==== Records

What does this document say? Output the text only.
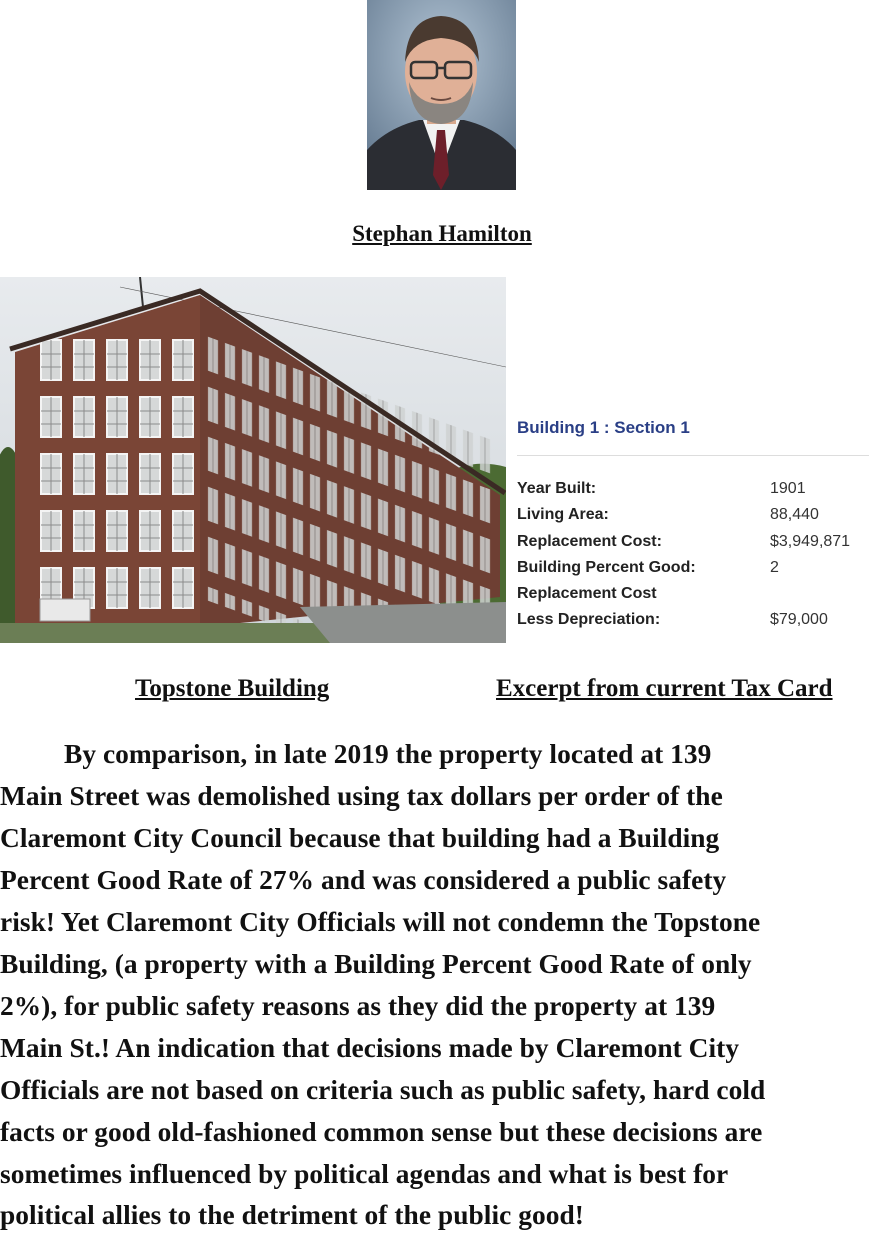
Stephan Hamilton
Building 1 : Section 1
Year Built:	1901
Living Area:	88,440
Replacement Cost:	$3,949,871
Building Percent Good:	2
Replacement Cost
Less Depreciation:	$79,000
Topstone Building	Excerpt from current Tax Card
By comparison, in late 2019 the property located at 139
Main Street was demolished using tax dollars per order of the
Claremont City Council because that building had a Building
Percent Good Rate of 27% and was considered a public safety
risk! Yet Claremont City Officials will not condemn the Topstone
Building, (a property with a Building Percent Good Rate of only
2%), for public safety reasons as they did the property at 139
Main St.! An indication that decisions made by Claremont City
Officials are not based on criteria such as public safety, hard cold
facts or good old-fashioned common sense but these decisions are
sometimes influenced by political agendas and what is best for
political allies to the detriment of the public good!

========

Leave out the pictures and give the rest of the records again exactly.

The solution
What does this document say? Output the text only.
Stephan Hamilton
Building 1 : Section 1
Year Built:	1901
Living Area:	88,440
Replacement Cost:	$3,949,871
Building Percent Good:	2
Replacement Cost
Less Depreciation:	$79,000
Topstone Building	Excerpt from current Tax Card
By comparison, in late 2019 the property located at 139
Main Street was demolished using tax dollars per order of the
Claremont City Council because that building had a Building
Percent Good Rate of 27% and was considered a public safety
risk! Yet Claremont City Officials will not condemn the Topstone
Building, (a property with a Building Percent Good Rate of only
2%), for public safety reasons as they did the property at 139
Main St.! An indication that decisions made by Claremont City
Officials are not based on criteria such as public safety, hard cold
facts or good old-fashioned common sense but these decisions are
sometimes influenced by political agendas and what is best for
political allies to the detriment of the public good!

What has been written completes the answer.